| Input records |
□ □ □ □

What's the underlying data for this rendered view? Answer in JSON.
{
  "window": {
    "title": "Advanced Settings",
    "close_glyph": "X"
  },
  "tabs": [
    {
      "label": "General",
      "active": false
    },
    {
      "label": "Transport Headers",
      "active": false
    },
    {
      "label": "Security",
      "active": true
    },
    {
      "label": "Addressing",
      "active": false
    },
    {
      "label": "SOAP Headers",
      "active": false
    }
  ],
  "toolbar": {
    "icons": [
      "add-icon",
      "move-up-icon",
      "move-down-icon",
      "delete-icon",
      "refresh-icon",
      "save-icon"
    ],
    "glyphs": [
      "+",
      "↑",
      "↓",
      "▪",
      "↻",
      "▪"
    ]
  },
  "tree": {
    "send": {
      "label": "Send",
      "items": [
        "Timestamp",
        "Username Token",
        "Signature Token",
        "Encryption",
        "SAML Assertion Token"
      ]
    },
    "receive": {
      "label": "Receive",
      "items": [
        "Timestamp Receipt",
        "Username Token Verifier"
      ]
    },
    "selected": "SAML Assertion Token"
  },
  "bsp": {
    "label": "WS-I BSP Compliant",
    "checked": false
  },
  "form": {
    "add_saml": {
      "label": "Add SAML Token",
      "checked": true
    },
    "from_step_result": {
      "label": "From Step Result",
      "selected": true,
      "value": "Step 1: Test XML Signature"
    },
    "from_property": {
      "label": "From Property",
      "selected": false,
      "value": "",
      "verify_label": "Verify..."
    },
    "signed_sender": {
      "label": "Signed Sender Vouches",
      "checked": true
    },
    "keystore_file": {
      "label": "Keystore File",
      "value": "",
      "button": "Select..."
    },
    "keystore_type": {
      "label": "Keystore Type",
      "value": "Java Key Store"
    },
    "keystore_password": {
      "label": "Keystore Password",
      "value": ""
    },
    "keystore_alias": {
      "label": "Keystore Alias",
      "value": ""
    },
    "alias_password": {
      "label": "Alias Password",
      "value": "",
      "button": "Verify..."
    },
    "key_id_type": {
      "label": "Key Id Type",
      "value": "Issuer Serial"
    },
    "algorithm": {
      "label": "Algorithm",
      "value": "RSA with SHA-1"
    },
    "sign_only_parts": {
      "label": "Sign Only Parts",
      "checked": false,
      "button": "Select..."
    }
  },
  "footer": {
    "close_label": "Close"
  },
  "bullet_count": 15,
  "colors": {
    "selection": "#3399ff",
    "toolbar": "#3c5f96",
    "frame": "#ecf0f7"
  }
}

□ □ □ □

| Stated exercise |
Return all the data exactly as given.

| Response below |
What's the underlying data for this rendered view? Answer in JSON.
{
  "window": {
    "title": "Advanced Settings",
    "close_glyph": "X"
  },
  "tabs": [
    {
      "label": "General",
      "active": false
    },
    {
      "label": "Transport Headers",
      "active": false
    },
    {
      "label": "Security",
      "active": true
    },
    {
      "label": "Addressing",
      "active": false
    },
    {
      "label": "SOAP Headers",
      "active": false
    }
  ],
  "toolbar": {
    "icons": [
      "add-icon",
      "move-up-icon",
      "move-down-icon",
      "delete-icon",
      "refresh-icon",
      "save-icon"
    ],
    "glyphs": [
      "+",
      "↑",
      "↓",
      "▪",
      "↻",
      "▪"
    ]
  },
  "tree": {
    "send": {
      "label": "Send",
      "items": [
        "Timestamp",
        "Username Token",
        "Signature Token",
        "Encryption",
        "SAML Assertion Token"
      ]
    },
    "receive": {
      "label": "Receive",
      "items": [
        "Timestamp Receipt",
        "Username Token Verifier"
      ]
    },
    "selected": "SAML Assertion Token"
  },
  "bsp": {
    "label": "WS-I BSP Compliant",
    "checked": false
  },
  "form": {
    "add_saml": {
      "label": "Add SAML Token",
      "checked": true
    },
    "from_step_result": {
      "label": "From Step Result",
      "selected": true,
      "value": "Step 1: Test XML Signature"
    },
    "from_property": {
      "label": "From Property",
      "selected": false,
      "value": "",
      "verify_label": "Verify..."
    },
    "signed_sender": {
      "label": "Signed Sender Vouches",
      "checked": true
    },
    "keystore_file": {
      "label": "Keystore File",
      "value": "",
      "button": "Select..."
    },
    "keystore_type": {
      "label": "Keystore Type",
      "value": "Java Key Store"
    },
    "keystore_password": {
      "label": "Keystore Password",
      "value": ""
    },
    "keystore_alias": {
      "label": "Keystore Alias",
      "value": ""
    },
    "alias_password": {
      "label": "Alias Password",
      "value": "",
      "button": "Verify..."
    },
    "key_id_type": {
      "label": "Key Id Type",
      "value": "Issuer Serial"
    },
    "algorithm": {
      "label": "Algorithm",
      "value": "RSA with SHA-1"
    },
    "sign_only_parts": {
      "label": "Sign Only Parts",
      "checked": false,
      "button": "Select..."
    }
  },
  "footer": {
    "close_label": "Close"
  },
  "bullet_count": 15,
  "colors": {
    "selection": "#3399ff",
    "toolbar": "#3c5f96",
    "frame": "#ecf0f7"
  }
}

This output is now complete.